══ Information shown ══
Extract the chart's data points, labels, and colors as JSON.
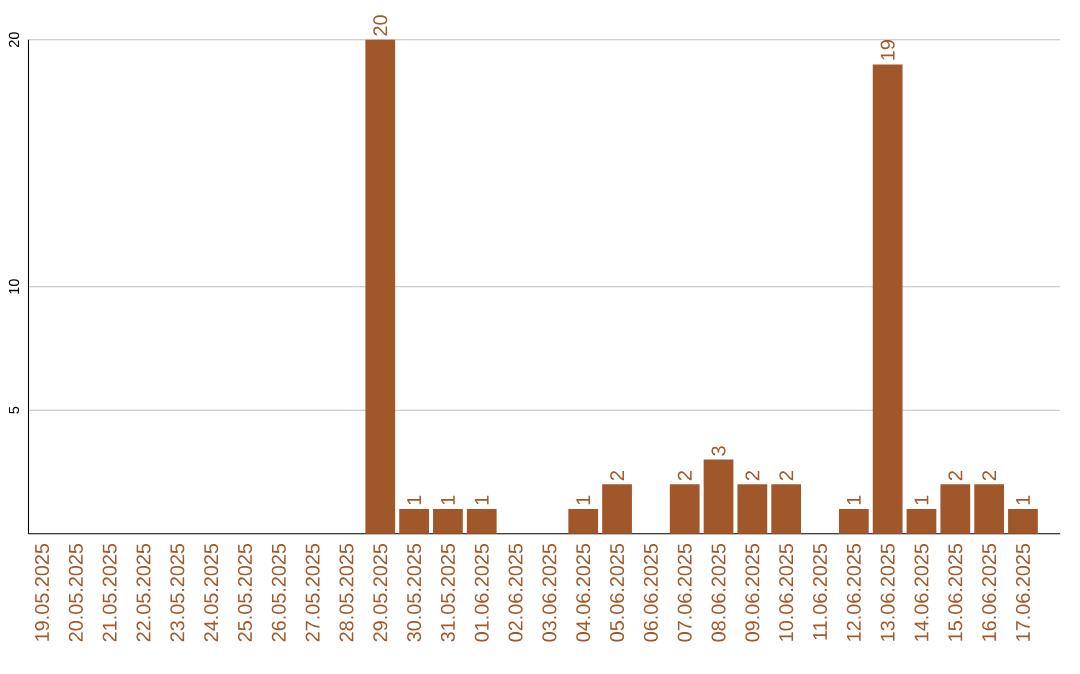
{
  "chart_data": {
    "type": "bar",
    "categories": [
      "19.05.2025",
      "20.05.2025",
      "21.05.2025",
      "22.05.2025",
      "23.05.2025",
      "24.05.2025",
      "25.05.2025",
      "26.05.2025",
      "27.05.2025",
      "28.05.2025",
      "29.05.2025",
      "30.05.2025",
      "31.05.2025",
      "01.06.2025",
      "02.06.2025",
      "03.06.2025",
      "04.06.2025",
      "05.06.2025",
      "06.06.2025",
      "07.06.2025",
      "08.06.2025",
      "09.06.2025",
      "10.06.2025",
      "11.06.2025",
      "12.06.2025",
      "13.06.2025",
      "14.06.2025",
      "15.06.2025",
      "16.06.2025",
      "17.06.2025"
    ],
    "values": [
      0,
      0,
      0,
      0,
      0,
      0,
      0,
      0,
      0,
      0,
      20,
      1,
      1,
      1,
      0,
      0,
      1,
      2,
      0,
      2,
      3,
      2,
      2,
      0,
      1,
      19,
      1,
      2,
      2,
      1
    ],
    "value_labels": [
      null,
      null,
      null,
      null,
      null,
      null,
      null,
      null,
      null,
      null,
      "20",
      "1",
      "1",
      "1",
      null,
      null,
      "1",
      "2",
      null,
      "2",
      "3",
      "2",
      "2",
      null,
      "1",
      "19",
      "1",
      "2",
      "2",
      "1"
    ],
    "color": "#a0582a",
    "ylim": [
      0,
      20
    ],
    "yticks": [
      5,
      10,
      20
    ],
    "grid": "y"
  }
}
═══
- **Goal**:
Reproduce the full listing faithfully, but do not carry over any pictures.

- **Response below**:
Extract the chart's data points, labels, and colors as JSON.
{
  "chart_data": {
    "type": "bar",
    "categories": [
      "19.05.2025",
      "20.05.2025",
      "21.05.2025",
      "22.05.2025",
      "23.05.2025",
      "24.05.2025",
      "25.05.2025",
      "26.05.2025",
      "27.05.2025",
      "28.05.2025",
      "29.05.2025",
      "30.05.2025",
      "31.05.2025",
      "01.06.2025",
      "02.06.2025",
      "03.06.2025",
      "04.06.2025",
      "05.06.2025",
      "06.06.2025",
      "07.06.2025",
      "08.06.2025",
      "09.06.2025",
      "10.06.2025",
      "11.06.2025",
      "12.06.2025",
      "13.06.2025",
      "14.06.2025",
      "15.06.2025",
      "16.06.2025",
      "17.06.2025"
    ],
    "values": [
      0,
      0,
      0,
      0,
      0,
      0,
      0,
      0,
      0,
      0,
      20,
      1,
      1,
      1,
      0,
      0,
      1,
      2,
      0,
      2,
      3,
      2,
      2,
      0,
      1,
      19,
      1,
      2,
      2,
      1
    ],
    "value_labels": [
      null,
      null,
      null,
      null,
      null,
      null,
      null,
      null,
      null,
      null,
      "20",
      "1",
      "1",
      "1",
      null,
      null,
      "1",
      "2",
      null,
      "2",
      "3",
      "2",
      "2",
      null,
      "1",
      "19",
      "1",
      "2",
      "2",
      "1"
    ],
    "color": "#a0582a",
    "ylim": [
      0,
      20
    ],
    "yticks": [
      5,
      10,
      20
    ],
    "grid": "y"
  }
}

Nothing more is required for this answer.